■ **GIVEN TEXT**:
------------------------------------

Stephanie was away this weekend, so I seized the opportunity to rent some movies I know she would be uninterested in. Besides my usual rental--the next disc of The Shield, now starting season 4--I got three movies, which turned out to be too ambitious for one weekend.
Haven't even put in The Shield yet, but the movies I did watch were last year's Jason Statham movie Crank, and the 2004 disaster Taxi, about which I have long harbored a wholly unreasonable curiosity.
Crank is good. Statham plays Chev Chelios, a hitman who has been injected with a drug that will kill him unless he can keep his adrenaline up through any means necessary. It's not quite great, but if you decide that Crank is a movie that you want to see, it's exactly what you'd want. It has the hyper visual style of your Tony Scott movies like Domino, but it's so suited to the story that it doesn't feel gimmicky. The movie is intended as one protracted, exhausting adrenaline rush, and the visuals complement that. In fact, as the filmmakers explain in their "Crank'd Out Mode" picture-in-picture commentary, they reverse-engineered the story to suit their frenetic shooting style. The writing/directing duo behind Crank come of as an unpretentious enough pair, even if their banter is occasionally too self-satisfied and obnoxious. They were both camera operators who started working together when they realized they shared a love of getting shots in dangerous, risky ways, like getting pulled on rollerblades. One of them jokes that it was only natural to team up, since when you put their two 60 I.Q.s together, you get 40. "I'm good at math," he adds.
This gleeful embrace of mindless stupidity is all over Crank, which the auteurs report was written in four days. But damned if the thing doesn't have violent energy to spare and, befitting the premise, tremendous momentum. Statham and the filmmakers clearly have a lot of fun throwing it all together. Amy Smart's role is surprisingly small and thoroughly degrading--she's pretty much there just to have sex with Statham on a couple of occasions--but she debases herself so gamely that it's easy to enjoy. And it is funny that the girl Statham talks so much about being in love with is kind of an idiot and clearly not worth it.

------------------------------------

■ **GIVEN INFORMATION**:

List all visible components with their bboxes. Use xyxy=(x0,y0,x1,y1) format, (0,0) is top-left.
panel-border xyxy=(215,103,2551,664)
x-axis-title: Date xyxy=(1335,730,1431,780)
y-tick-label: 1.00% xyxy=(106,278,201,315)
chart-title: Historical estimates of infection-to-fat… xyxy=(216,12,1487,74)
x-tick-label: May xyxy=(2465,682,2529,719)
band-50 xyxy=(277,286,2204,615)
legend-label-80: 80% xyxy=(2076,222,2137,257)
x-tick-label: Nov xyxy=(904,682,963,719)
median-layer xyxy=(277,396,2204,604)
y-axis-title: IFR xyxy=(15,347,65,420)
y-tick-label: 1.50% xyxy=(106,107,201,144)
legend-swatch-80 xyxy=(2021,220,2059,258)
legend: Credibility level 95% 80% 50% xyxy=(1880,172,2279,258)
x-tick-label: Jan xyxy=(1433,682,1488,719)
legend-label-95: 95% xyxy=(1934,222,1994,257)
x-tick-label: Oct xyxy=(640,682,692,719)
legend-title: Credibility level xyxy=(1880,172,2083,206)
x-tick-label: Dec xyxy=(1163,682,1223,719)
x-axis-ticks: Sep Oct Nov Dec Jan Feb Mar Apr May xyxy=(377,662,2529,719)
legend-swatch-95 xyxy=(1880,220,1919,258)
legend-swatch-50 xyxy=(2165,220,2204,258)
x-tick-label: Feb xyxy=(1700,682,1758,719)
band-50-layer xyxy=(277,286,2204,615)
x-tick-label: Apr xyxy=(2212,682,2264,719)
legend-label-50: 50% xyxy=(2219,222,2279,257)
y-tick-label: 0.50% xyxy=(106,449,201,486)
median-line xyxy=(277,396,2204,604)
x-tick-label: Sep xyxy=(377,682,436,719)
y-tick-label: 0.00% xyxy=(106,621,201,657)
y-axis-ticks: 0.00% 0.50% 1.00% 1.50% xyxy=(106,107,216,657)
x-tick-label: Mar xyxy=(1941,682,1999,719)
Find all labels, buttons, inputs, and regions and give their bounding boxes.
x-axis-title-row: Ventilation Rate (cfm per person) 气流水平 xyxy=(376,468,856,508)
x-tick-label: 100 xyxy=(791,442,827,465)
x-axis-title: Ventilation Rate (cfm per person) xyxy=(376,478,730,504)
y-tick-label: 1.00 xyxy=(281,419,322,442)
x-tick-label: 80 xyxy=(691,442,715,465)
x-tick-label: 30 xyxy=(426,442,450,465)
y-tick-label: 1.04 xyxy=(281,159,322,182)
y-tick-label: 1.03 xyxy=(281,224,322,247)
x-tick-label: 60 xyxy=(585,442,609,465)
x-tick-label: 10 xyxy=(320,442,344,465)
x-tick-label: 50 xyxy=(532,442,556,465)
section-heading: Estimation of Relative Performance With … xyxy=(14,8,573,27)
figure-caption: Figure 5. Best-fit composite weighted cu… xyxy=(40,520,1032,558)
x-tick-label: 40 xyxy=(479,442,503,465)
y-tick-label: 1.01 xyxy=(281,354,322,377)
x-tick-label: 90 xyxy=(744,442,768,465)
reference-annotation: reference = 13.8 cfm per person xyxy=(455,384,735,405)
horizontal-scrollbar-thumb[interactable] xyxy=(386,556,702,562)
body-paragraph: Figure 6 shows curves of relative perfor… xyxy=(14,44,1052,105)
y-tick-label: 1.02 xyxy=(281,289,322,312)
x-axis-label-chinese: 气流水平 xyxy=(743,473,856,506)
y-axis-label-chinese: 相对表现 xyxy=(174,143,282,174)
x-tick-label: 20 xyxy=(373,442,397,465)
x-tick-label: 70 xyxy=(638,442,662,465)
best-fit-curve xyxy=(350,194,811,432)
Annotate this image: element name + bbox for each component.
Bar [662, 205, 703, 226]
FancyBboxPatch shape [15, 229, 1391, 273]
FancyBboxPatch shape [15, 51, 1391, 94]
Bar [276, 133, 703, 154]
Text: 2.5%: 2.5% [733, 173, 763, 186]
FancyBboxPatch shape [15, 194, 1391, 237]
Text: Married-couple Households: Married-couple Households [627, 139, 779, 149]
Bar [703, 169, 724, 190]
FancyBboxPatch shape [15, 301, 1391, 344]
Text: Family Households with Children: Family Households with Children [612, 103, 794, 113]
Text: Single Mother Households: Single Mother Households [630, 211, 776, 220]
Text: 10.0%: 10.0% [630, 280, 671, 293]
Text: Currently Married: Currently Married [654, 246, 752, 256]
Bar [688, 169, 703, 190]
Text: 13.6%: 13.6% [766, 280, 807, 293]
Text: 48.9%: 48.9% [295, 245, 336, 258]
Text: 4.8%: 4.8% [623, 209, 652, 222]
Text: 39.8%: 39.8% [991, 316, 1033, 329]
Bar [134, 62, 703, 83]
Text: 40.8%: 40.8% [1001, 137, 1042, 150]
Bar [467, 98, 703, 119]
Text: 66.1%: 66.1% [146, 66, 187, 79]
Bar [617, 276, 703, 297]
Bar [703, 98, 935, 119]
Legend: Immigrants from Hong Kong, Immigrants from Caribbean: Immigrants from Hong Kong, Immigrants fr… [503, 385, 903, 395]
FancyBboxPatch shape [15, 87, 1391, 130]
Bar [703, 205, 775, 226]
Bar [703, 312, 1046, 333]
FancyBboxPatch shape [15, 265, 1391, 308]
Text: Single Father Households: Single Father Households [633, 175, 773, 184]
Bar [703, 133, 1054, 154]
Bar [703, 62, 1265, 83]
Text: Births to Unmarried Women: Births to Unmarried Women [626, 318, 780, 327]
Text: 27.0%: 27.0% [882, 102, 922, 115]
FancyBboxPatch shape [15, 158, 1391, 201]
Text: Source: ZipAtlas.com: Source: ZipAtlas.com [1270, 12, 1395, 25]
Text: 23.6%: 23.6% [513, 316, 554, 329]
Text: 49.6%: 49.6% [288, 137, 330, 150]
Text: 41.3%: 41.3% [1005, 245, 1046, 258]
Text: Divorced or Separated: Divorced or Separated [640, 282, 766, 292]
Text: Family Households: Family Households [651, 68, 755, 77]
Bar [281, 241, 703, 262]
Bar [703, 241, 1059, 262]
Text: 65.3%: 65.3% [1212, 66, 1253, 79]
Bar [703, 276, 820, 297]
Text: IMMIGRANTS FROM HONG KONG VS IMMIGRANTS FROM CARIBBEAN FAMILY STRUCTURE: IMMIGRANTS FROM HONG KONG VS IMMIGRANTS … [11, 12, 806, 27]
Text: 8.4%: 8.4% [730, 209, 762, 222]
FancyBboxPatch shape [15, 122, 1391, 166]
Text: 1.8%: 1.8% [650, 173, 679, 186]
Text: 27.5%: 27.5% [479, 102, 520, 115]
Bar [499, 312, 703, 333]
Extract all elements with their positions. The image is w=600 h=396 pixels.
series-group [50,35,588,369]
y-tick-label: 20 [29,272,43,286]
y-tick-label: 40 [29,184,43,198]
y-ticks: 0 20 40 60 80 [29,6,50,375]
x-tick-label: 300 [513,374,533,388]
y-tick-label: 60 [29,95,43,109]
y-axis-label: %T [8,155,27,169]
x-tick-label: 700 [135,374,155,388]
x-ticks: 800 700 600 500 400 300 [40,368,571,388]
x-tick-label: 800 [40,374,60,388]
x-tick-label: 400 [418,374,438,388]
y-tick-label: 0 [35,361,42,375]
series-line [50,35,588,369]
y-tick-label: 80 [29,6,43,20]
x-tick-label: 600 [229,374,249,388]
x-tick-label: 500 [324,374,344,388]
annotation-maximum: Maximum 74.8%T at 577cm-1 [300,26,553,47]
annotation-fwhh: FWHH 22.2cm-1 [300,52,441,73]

------------------------------------

■ **TO BE DONE**:
Continue the weekend movie review above, picking up after its last sentence.

■ **RESULT FOR THIS EXERCISE**:
Crank would be better if a higher budget had allowed staging certain stunts more practically--in particular, a car crash in a mall is brilliant in conception but is undercut by a sheen of fakeness. Still, it's an understandable, forgivable flaw--staging the stunt practically would probably push the thing into Bruckheimer territory.
On the other end of the spectrum is Taxi. It's easy to say that it fails at its goals; harder to say is what it's actually trying to do. Having seen the French version, and being obsessed with car movies, I was following this from way back. I found the alterations for the U.S. version both horrifying and hilarious. Re-casting the villains as supermodels for no logical reason was a masterstroke--transparent pandering at its best. Re-casting the speed-obsessed cabbie as Queen Latifah? Also hilarious, but far less promising. Shoehorning the sassy black woman stereotype into Taxi was a bizarre choice. It seems almost like a parody of bad Hollywood executive meddling with source material. Who is this movie for? Queen Latifah's audience is not interested in a movie whose hook is a tricked-out taxicab, and the action-comedy males who want to see car chases and bank robbing supermodels are not exactly Latifah's fanbase. It's a classic example of trying to broaden a movie's appeal and creating instead a movie for no one.
Still, while Latifah's stereotypical black lady sass is over the top and grating, and she never convinces as a tomboyish car junkie with NASCAR dreams (oddly enough, a description that also matches the protagonist of Herbie: Fully Loaded, also written by Robert Ben Garant and Thomas Lennon), she does have some amount of presence and charisma, which is more than can be said for her co-star, Jimmy Fallon.
Fallon, whom I found tolerable enough in Fever Pitch, is an absolute disaster in Taxi. Latifah is not funny either, but I understand that where she's concerned we're supposed to accept sassiness as a legal tender substitute. Fallon has neither sass nor laughs. His desperation is palpable in an early scene where he does a Cuban accent for an interminable length of time, or in several scenes where he acts nerdy and neurotic all over the place. He's just throwing nervous energy into the atmosphere, but no jokes land and the whole thing is just an ordeal.
Meanwhile, the movie is meandering around, with a script as aimless as Fallon's performance. For a movie whose pretext is a cool car, it is content to go a long time without letting us see it. A long dry patch in the middle of the movie has the car impounded, and leaves us nothing to hang onto but Latifah and Fallon's sparkling comic banter, and not one but two on-the-nose scenes in which characters confess what they "always dreamed of" doing (NASCAR driver and cop, in case you were wondering--good thing they made speeches about it).
The cool cab itself is a preposterous affair that transforms according to the logic of the Gadgetmobile--one part slides out of sight, and another slides in, impossibly, from the same space. But that's okay; that's the one part of this that it's still possible to love. The driving scenes are staged well enough, but they're nothing spectacular and there aren't nearly enough of them.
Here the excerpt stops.